Figure record listings

####################

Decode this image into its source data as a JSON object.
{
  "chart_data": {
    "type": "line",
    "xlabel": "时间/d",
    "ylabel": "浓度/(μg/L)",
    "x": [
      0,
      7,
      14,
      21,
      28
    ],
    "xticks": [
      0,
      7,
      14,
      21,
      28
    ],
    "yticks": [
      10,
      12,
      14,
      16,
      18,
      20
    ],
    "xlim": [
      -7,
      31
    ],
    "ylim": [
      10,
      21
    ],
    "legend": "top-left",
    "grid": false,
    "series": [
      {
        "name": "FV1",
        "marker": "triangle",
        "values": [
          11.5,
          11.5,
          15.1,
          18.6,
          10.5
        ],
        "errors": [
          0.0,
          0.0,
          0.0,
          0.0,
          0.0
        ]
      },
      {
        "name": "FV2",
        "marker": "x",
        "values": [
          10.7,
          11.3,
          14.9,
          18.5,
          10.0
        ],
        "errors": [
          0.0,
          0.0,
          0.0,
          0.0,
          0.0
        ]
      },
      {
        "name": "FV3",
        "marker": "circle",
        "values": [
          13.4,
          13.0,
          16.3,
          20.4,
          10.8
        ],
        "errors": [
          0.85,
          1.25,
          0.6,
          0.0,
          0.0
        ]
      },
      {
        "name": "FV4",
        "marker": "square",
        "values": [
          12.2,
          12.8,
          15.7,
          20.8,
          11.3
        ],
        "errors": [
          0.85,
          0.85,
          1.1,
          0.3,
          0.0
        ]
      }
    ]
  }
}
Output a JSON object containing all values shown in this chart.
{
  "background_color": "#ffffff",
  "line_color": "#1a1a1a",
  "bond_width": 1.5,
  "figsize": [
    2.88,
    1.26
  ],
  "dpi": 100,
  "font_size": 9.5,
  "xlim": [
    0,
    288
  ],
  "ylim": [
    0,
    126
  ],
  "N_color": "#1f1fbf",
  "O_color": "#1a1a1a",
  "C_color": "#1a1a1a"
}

####################

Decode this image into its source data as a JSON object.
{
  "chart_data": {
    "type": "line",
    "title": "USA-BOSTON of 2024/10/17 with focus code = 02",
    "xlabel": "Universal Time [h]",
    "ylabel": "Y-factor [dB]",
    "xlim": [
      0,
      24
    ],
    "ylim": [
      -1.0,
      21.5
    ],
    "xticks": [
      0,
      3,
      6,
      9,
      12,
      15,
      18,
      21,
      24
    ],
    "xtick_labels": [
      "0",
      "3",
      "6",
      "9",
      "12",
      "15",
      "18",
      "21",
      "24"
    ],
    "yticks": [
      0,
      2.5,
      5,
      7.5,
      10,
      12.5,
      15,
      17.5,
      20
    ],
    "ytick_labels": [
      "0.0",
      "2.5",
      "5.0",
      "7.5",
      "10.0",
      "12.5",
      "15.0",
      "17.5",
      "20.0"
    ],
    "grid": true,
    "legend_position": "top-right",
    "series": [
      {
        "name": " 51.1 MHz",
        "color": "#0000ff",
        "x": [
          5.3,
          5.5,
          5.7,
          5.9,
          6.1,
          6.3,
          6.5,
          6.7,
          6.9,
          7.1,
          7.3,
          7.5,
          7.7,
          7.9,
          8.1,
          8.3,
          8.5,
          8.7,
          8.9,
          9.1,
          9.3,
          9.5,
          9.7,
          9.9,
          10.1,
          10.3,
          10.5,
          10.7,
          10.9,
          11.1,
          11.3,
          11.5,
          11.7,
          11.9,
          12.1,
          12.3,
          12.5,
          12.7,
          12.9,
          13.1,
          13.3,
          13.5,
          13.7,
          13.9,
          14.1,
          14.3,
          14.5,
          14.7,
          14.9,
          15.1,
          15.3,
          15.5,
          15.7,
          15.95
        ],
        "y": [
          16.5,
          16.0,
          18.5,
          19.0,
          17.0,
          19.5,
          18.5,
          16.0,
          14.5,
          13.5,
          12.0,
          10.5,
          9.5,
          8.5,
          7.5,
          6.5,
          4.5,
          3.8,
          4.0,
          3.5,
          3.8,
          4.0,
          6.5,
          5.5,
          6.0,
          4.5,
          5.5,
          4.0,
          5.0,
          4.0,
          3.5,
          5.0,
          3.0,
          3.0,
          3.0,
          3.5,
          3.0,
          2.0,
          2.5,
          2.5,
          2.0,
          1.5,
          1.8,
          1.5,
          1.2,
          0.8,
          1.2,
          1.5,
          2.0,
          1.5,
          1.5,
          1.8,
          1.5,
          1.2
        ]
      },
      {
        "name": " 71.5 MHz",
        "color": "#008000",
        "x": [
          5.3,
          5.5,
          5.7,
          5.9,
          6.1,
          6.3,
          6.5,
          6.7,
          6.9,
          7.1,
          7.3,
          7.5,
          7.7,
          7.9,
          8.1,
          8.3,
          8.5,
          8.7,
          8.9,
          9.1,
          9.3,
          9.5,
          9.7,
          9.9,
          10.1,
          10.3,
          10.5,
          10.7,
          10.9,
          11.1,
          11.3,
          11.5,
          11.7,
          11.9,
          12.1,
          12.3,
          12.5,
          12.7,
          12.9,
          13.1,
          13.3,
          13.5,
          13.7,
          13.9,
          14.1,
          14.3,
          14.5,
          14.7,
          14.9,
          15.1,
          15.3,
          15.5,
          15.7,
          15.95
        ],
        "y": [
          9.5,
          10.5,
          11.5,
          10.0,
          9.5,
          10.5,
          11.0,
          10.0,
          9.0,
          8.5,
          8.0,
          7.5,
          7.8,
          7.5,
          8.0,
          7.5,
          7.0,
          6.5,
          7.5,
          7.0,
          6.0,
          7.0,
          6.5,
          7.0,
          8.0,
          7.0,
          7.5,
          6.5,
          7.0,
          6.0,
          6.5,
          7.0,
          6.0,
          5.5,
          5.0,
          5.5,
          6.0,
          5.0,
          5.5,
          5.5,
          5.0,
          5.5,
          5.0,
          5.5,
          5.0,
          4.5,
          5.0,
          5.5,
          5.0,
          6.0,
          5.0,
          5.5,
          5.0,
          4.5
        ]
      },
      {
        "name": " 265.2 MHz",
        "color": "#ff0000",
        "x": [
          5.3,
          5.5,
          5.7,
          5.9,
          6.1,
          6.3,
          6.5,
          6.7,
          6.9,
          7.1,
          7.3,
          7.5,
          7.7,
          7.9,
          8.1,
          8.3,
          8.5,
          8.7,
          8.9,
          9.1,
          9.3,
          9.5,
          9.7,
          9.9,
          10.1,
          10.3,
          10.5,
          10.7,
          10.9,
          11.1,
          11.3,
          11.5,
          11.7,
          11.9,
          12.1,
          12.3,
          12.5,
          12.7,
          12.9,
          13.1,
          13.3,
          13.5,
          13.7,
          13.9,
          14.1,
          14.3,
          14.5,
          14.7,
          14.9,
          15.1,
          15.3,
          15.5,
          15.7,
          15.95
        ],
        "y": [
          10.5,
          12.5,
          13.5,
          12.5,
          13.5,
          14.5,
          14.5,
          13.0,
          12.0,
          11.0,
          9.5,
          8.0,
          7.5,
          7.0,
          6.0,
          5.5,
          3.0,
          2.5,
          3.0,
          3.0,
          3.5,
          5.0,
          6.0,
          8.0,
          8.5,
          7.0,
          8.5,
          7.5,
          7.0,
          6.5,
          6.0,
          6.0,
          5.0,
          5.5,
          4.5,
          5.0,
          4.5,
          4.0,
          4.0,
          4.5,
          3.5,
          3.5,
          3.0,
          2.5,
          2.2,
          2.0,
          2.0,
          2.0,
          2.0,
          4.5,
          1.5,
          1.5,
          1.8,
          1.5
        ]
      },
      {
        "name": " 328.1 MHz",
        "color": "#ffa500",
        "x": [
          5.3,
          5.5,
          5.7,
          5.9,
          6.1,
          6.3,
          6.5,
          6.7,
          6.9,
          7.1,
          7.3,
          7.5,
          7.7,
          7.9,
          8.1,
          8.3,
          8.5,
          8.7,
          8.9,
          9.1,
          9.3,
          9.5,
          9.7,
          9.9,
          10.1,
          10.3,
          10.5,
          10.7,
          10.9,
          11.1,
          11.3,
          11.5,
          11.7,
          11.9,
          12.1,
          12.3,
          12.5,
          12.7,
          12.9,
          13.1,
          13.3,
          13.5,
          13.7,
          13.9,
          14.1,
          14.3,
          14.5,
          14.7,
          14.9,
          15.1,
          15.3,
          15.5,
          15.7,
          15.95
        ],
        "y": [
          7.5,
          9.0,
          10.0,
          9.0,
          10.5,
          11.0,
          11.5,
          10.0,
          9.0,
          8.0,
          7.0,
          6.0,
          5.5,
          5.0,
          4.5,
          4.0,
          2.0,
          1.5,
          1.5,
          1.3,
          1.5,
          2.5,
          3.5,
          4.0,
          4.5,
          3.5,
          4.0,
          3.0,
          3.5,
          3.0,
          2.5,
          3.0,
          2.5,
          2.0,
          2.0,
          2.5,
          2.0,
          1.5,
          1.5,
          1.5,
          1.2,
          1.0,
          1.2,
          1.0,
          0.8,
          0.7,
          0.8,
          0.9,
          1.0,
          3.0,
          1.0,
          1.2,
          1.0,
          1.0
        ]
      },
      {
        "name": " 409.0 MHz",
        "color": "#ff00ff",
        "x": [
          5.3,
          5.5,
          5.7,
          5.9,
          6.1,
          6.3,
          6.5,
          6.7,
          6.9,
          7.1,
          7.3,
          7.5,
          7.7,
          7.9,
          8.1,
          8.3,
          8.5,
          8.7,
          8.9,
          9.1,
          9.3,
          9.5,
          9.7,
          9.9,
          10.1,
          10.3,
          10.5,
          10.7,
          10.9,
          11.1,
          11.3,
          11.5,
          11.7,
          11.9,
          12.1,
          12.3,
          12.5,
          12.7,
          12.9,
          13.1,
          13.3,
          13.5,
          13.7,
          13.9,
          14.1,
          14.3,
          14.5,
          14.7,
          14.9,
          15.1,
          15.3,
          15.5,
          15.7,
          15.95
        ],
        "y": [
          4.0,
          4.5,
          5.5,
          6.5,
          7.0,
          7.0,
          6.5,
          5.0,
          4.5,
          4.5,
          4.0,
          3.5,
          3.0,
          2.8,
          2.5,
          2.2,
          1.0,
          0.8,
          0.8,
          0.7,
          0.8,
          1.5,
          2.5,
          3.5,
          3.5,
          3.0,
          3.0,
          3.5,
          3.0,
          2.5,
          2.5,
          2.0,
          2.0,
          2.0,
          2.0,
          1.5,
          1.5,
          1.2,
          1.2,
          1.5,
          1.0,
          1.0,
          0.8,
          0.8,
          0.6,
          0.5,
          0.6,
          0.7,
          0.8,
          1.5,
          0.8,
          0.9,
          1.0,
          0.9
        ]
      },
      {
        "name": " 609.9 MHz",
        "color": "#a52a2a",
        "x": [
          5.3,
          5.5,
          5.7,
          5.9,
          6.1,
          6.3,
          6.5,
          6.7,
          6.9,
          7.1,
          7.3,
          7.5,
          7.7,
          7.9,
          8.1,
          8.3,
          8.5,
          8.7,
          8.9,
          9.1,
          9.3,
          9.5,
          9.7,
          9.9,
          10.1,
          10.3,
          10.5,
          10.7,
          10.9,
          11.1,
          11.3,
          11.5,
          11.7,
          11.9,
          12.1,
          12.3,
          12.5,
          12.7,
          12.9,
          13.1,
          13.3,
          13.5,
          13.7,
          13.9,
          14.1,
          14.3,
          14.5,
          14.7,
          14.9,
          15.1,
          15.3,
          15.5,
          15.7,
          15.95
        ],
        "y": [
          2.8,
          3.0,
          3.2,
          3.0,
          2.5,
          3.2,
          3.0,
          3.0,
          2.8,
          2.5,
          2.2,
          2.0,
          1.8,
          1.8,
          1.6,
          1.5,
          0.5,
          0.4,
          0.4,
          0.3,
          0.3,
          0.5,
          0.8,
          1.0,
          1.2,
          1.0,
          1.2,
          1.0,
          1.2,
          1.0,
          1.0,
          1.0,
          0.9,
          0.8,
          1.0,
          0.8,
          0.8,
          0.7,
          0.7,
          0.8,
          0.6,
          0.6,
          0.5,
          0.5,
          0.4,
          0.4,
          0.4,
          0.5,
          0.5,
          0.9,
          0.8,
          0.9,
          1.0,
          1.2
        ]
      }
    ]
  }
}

####################

Where a line of the records above holds the word "name", copy that line.

» **The result**
        "name": "FV1",
        "name": "FV2",
        "name": "FV3",
        "name": "FV4",
        "name": " 51.1 MHz",
        "name": " 71.5 MHz",
        "name": " 265.2 MHz",
        "name": " 328.1 MHz",
        "name": " 409.0 MHz",
        "name": " 609.9 MHz",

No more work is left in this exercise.